• [Exercise goal] Wherever the word "работников" turns up in a line of the entries, copy that line.
━━━━━━
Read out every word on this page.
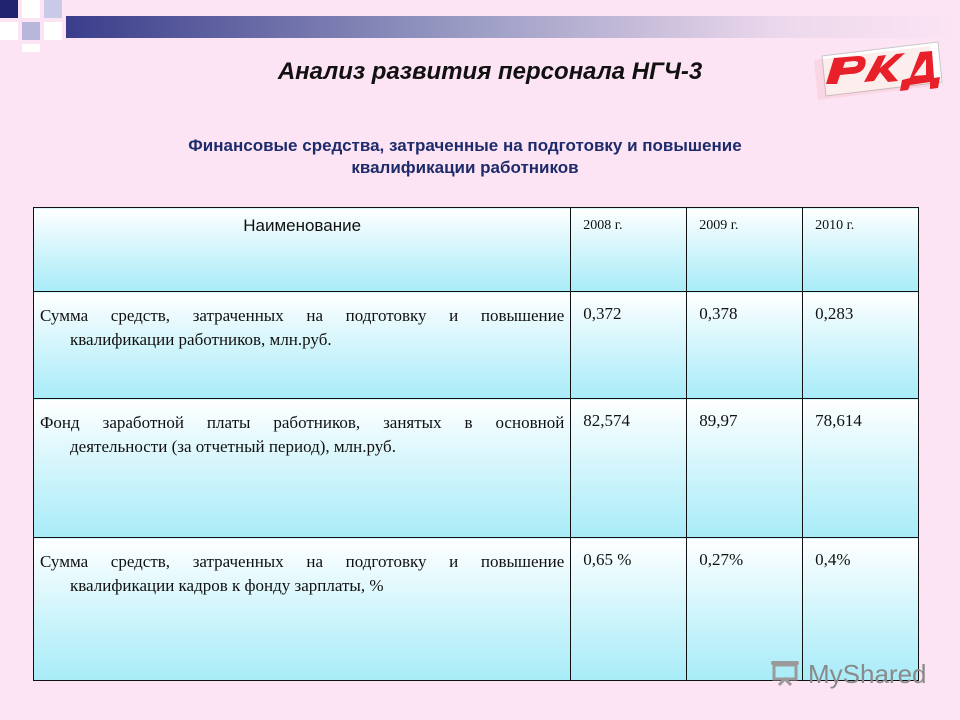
Анализ развития персонала НГЧ-3
Финансовые средства, затраченные на подготовку и повышение
квалификации работников
Наименование	2008 г.	2009 г.	2010 г.

Сумма средств, затраченных на подготовку и повышение
квалификации работников, млн.руб.	0,372	0,378	0,283

Фонд заработной платы работников, занятых в основной
деятельности (за отчетный период), млн.руб.	82,574	89,97	78,614

Сумма средств, затраченных на подготовку и повышение
квалификации кадров к фонду зарплаты, %	0,65 %	0,27%	0,4%
MyShared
━━━━━━
• [Response to this exercise]
квалификации работников
квалификации работников, млн.руб.	0,372	0,378	0,283
Фонд заработной платы работников, занятых в основной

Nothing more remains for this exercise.